> **WRITTEN EXERCISE**:
Across all the lines below, how many contain the string "source"? Please reply with the number only.

--

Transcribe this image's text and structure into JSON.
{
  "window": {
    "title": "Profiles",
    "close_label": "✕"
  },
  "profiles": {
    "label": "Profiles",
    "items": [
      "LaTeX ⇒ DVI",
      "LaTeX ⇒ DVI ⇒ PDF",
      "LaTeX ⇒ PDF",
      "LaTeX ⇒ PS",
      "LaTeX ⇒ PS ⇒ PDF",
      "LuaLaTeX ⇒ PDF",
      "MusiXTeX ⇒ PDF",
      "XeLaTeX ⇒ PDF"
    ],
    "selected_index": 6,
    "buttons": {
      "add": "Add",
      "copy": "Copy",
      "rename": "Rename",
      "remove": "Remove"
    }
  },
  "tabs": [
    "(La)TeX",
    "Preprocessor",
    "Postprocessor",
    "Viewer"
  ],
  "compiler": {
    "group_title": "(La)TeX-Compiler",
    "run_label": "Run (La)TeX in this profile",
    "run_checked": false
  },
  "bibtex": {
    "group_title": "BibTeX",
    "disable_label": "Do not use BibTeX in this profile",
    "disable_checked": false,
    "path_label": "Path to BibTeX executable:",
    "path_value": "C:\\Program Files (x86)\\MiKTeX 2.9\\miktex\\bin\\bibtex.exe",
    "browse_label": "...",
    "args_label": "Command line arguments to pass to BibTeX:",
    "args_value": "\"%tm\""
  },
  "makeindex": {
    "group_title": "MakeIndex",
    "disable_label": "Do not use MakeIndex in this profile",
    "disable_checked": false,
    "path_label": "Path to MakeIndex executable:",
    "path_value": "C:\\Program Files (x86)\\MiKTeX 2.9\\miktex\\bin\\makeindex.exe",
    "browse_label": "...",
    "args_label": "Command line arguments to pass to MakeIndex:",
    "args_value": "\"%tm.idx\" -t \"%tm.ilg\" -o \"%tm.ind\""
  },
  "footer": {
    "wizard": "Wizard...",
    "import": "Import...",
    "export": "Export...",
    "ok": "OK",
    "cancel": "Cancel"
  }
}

--

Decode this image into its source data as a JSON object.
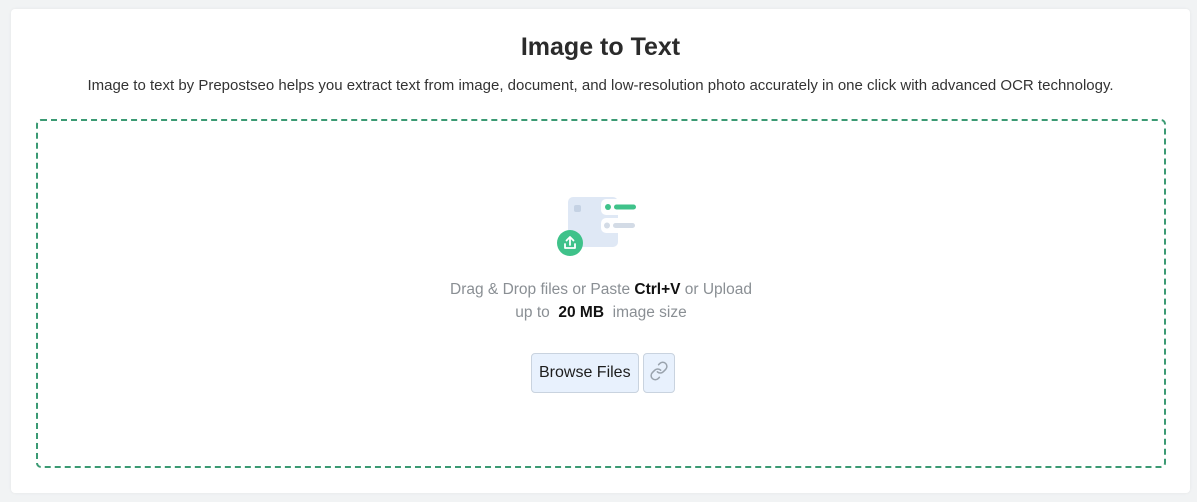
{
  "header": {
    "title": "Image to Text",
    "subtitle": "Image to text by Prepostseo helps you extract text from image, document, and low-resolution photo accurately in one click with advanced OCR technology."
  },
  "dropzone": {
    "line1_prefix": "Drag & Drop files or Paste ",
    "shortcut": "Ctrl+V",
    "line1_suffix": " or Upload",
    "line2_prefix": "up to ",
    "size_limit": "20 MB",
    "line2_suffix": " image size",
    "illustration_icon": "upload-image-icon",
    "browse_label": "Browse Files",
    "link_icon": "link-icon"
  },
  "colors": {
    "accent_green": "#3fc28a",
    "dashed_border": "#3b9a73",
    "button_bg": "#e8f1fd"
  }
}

--

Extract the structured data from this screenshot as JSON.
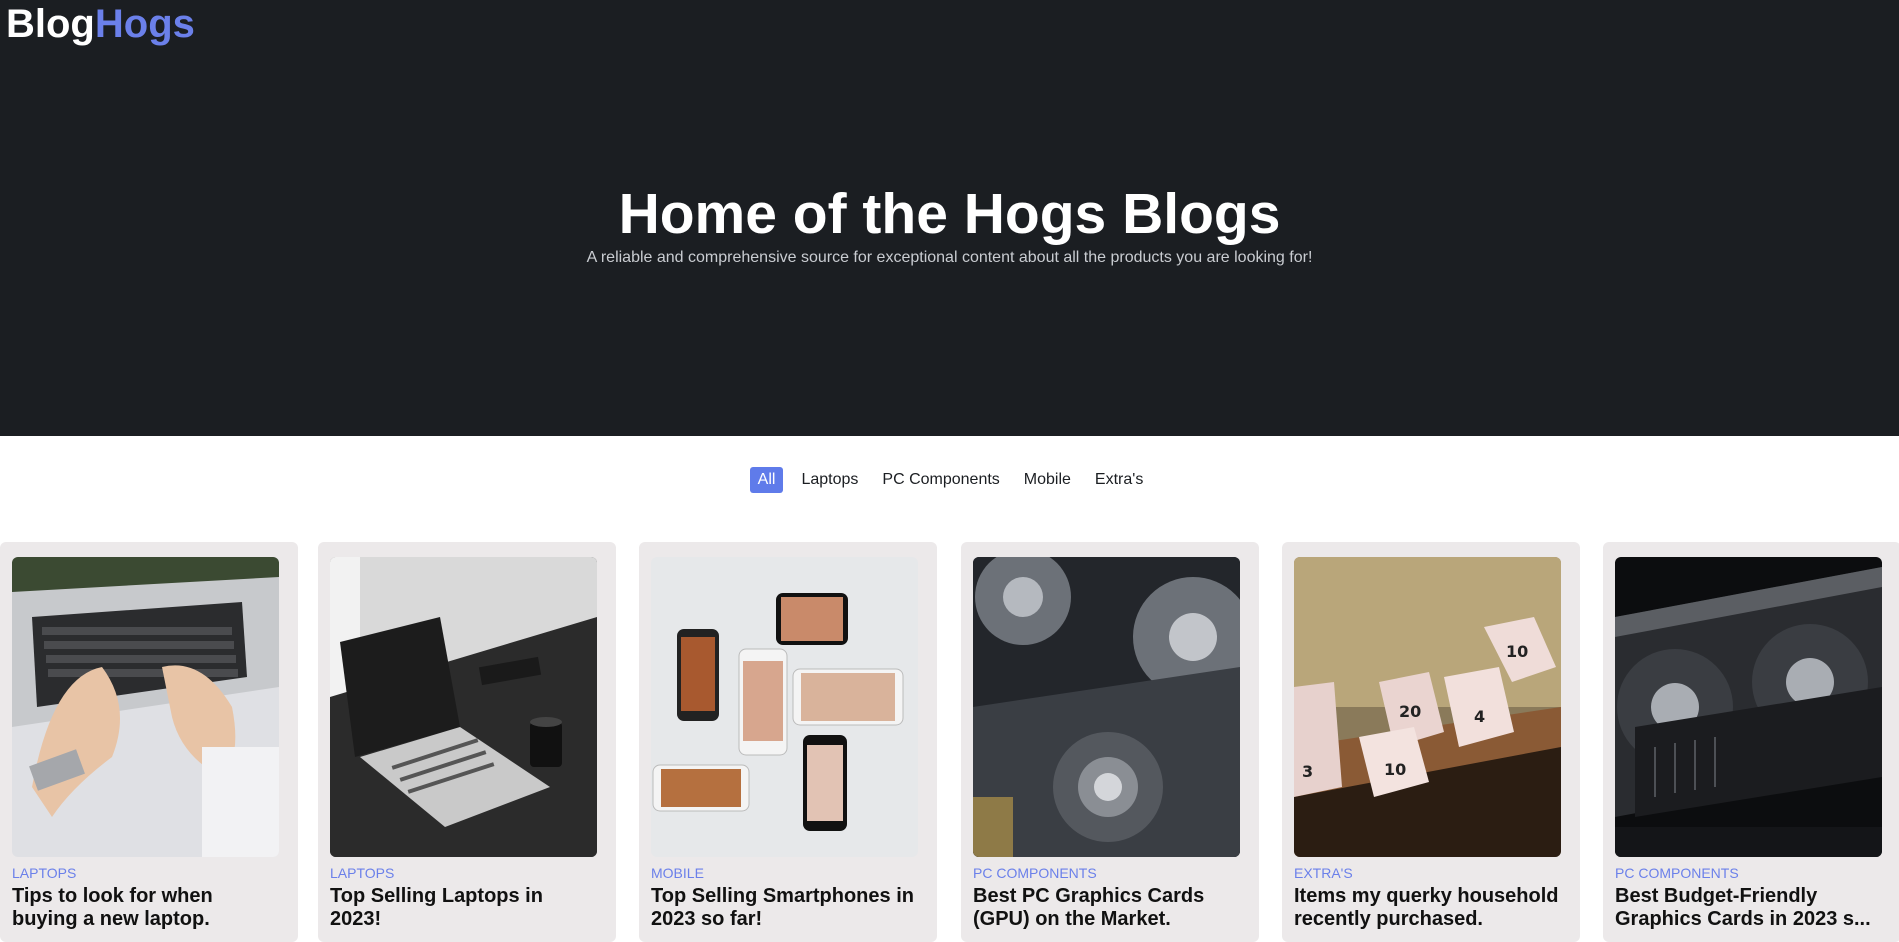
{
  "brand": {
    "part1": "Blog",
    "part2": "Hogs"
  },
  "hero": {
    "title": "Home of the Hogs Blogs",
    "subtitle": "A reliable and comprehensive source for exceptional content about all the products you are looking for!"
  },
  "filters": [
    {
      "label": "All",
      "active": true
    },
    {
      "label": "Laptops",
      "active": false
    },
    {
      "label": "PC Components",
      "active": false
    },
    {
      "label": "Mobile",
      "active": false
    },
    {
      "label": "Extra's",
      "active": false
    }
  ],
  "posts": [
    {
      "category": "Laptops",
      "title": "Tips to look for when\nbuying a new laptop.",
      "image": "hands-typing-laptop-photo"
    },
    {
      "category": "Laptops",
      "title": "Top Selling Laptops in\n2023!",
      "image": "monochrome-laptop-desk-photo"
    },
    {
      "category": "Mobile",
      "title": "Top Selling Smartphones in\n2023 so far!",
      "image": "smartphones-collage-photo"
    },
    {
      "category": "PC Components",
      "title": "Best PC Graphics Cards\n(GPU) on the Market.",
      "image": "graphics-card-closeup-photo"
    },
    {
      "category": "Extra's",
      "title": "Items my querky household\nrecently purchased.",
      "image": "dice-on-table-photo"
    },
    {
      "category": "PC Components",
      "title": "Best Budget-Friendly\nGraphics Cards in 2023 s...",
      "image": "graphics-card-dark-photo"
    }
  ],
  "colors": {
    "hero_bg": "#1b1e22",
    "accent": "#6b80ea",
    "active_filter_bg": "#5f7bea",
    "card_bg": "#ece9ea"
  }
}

--

> **THE OUTPUT**:
2